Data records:
▬▬▬▬▬▬▬▬▬▬
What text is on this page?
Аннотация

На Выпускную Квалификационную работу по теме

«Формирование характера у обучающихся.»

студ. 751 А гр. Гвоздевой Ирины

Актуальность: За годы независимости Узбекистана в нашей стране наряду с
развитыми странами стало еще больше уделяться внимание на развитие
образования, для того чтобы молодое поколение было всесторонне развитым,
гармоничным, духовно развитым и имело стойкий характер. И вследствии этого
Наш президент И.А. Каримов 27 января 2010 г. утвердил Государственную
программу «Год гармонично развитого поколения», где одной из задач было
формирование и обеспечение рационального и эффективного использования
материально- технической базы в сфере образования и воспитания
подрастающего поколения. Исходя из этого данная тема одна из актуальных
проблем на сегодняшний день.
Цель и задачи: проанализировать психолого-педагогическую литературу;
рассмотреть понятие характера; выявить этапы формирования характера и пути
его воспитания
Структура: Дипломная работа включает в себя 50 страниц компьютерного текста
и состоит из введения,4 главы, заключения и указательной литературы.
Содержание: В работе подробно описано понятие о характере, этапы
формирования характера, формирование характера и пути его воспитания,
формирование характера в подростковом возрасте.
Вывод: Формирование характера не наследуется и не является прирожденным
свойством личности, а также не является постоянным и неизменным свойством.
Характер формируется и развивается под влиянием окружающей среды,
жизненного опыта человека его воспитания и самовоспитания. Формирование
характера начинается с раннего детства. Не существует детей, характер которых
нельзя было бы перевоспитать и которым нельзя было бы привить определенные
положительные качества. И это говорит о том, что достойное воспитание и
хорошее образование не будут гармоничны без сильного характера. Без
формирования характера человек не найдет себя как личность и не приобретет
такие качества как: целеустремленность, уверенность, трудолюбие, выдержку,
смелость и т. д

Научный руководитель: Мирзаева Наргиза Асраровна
▬▬▬▬▬▬▬▬▬▬
■ Task statement ■
Give every line of the material again, exactly as it reads.

■ Response below ■
What text is on this page?
Аннотация

На Выпускную Квалификационную работу по теме

«Формирование характера у обучающихся.»

студ. 751 А гр. Гвоздевой Ирины

Актуальность: За годы независимости Узбекистана в нашей стране наряду с
развитыми странами стало еще больше уделяться внимание на развитие
образования, для того чтобы молодое поколение было всесторонне развитым,
гармоничным, духовно развитым и имело стойкий характер. И вследствии этого
Наш президент И.А. Каримов 27 января 2010 г. утвердил Государственную
программу «Год гармонично развитого поколения», где одной из задач было
формирование и обеспечение рационального и эффективного использования
материально- технической базы в сфере образования и воспитания
подрастающего поколения. Исходя из этого данная тема одна из актуальных
проблем на сегодняшний день.
Цель и задачи: проанализировать психолого-педагогическую литературу;
рассмотреть понятие характера; выявить этапы формирования характера и пути
его воспитания
Структура: Дипломная работа включает в себя 50 страниц компьютерного текста
и состоит из введения,4 главы, заключения и указательной литературы.
Содержание: В работе подробно описано понятие о характере, этапы
формирования характера, формирование характера и пути его воспитания,
формирование характера в подростковом возрасте.
Вывод: Формирование характера не наследуется и не является прирожденным
свойством личности, а также не является постоянным и неизменным свойством.
Характер формируется и развивается под влиянием окружающей среды,
жизненного опыта человека его воспитания и самовоспитания. Формирование
характера начинается с раннего детства. Не существует детей, характер которых
нельзя было бы перевоспитать и которым нельзя было бы привить определенные
положительные качества. И это говорит о том, что достойное воспитание и
хорошее образование не будут гармоничны без сильного характера. Без
формирования характера человек не найдет себя как личность и не приобретет
такие качества как: целеустремленность, уверенность, трудолюбие, выдержку,
смелость и т. д

Научный руководитель: Мирзаева Наргиза Асраровна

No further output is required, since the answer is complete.